> [What you will do]:
Write out only the tail of the records, beginning at the line containing "Extract all readable text from this page." and including the last line, exactly as written.

> [Dataset records]:
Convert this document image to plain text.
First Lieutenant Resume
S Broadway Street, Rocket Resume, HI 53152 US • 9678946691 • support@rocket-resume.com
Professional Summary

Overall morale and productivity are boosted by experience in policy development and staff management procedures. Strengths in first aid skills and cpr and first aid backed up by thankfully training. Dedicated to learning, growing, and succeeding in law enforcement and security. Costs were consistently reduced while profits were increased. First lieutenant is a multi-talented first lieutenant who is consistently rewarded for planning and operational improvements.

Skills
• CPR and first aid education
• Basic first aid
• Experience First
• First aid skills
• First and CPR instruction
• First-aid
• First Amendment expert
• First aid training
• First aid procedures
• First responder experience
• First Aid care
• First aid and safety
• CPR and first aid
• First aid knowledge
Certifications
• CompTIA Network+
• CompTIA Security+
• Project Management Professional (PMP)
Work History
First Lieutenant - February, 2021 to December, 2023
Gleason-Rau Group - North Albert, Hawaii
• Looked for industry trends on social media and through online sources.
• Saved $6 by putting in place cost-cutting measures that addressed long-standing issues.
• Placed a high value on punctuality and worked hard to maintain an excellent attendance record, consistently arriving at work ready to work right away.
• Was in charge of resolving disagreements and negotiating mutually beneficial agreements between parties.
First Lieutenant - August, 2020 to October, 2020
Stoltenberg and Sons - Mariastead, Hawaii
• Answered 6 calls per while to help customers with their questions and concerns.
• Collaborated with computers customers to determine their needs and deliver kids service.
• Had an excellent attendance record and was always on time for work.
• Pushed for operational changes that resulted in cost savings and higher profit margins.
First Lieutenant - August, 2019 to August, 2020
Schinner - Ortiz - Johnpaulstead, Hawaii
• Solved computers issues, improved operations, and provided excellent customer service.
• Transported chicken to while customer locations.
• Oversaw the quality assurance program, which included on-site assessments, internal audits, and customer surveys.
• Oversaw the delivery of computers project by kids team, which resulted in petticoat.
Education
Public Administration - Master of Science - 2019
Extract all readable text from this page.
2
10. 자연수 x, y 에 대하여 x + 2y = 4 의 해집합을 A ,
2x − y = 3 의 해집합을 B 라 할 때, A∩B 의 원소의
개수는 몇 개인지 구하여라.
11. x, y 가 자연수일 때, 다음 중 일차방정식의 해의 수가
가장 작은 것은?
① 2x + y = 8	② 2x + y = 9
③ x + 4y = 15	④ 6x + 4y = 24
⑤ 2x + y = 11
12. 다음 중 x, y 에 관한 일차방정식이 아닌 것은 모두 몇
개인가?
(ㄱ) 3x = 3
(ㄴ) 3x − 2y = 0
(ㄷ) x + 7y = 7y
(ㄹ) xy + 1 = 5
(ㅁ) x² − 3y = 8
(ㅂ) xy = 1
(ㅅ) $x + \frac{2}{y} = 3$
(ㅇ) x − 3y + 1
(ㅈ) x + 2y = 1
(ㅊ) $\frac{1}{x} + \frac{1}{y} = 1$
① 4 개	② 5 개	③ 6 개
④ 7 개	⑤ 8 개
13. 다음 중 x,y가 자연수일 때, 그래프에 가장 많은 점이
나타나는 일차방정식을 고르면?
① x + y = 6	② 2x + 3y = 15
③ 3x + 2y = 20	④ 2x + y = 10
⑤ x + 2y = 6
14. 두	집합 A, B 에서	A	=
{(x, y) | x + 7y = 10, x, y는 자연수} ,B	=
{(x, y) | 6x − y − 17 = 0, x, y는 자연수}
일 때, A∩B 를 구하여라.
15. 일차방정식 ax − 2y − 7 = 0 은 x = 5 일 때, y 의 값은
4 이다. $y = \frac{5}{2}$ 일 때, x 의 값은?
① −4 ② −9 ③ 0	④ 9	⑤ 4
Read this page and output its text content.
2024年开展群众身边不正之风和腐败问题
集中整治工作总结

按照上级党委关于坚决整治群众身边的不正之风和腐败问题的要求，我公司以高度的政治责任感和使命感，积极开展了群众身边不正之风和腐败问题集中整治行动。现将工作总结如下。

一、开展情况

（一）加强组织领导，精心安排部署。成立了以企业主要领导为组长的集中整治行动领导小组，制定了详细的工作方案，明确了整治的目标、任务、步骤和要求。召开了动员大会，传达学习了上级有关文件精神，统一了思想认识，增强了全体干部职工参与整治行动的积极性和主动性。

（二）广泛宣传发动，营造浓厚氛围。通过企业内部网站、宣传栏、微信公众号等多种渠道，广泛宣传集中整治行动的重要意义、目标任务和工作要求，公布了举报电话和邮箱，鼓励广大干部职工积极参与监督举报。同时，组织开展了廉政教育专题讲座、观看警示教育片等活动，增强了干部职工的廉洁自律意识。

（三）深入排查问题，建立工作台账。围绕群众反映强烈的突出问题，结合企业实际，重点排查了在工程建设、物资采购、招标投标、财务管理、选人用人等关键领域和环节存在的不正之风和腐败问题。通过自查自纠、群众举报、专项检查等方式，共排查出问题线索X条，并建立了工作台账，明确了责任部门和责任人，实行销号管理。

> [Worked answer]:
Extract all readable text from this page.
2
10. 자연수 x, y 에 대하여 x + 2y = 4 의 해집합을 A ,
2x − y = 3 의 해집합을 B 라 할 때, A∩B 의 원소의
개수는 몇 개인지 구하여라.
11. x, y 가 자연수일 때, 다음 중 일차방정식의 해의 수가
가장 작은 것은?
① 2x + y = 8	② 2x + y = 9
③ x + 4y = 15	④ 6x + 4y = 24
⑤ 2x + y = 11
12. 다음 중 x, y 에 관한 일차방정식이 아닌 것은 모두 몇
개인가?
(ㄱ) 3x = 3
(ㄴ) 3x − 2y = 0
(ㄷ) x + 7y = 7y
(ㄹ) xy + 1 = 5
(ㅁ) x² − 3y = 8
(ㅂ) xy = 1
(ㅅ) $x + \frac{2}{y} = 3$
(ㅇ) x − 3y + 1
(ㅈ) x + 2y = 1
(ㅊ) $\frac{1}{x} + \frac{1}{y} = 1$
① 4 개	② 5 개	③ 6 개
④ 7 개	⑤ 8 개
13. 다음 중 x,y가 자연수일 때, 그래프에 가장 많은 점이
나타나는 일차방정식을 고르면?
① x + y = 6	② 2x + 3y = 15
③ 3x + 2y = 20	④ 2x + y = 10
⑤ x + 2y = 6
14. 두	집합 A, B 에서	A	=
{(x, y) | x + 7y = 10, x, y는 자연수} ,B	=
{(x, y) | 6x − y − 17 = 0, x, y는 자연수}
일 때, A∩B 를 구하여라.
15. 일차방정식 ax − 2y − 7 = 0 은 x = 5 일 때, y 의 값은
4 이다. $y = \frac{5}{2}$ 일 때, x 의 값은?
① −4 ② −9 ③ 0	④ 9	⑤ 4
Read this page and output its text content.
2024年开展群众身边不正之风和腐败问题
集中整治工作总结

按照上级党委关于坚决整治群众身边的不正之风和腐败问题的要求，我公司以高度的政治责任感和使命感，积极开展了群众身边不正之风和腐败问题集中整治行动。现将工作总结如下。

一、开展情况

（一）加强组织领导，精心安排部署。成立了以企业主要领导为组长的集中整治行动领导小组，制定了详细的工作方案，明确了整治的目标、任务、步骤和要求。召开了动员大会，传达学习了上级有关文件精神，统一了思想认识，增强了全体干部职工参与整治行动的积极性和主动性。

（二）广泛宣传发动，营造浓厚氛围。通过企业内部网站、宣传栏、微信公众号等多种渠道，广泛宣传集中整治行动的重要意义、目标任务和工作要求，公布了举报电话和邮箱，鼓励广大干部职工积极参与监督举报。同时，组织开展了廉政教育专题讲座、观看警示教育片等活动，增强了干部职工的廉洁自律意识。

（三）深入排查问题，建立工作台账。围绕群众反映强烈的突出问题，结合企业实际，重点排查了在工程建设、物资采购、招标投标、财务管理、选人用人等关键领域和环节存在的不正之风和腐败问题。通过自查自纠、群众举报、专项检查等方式，共排查出问题线索X条，并建立了工作台账，明确了责任部门和责任人，实行销号管理。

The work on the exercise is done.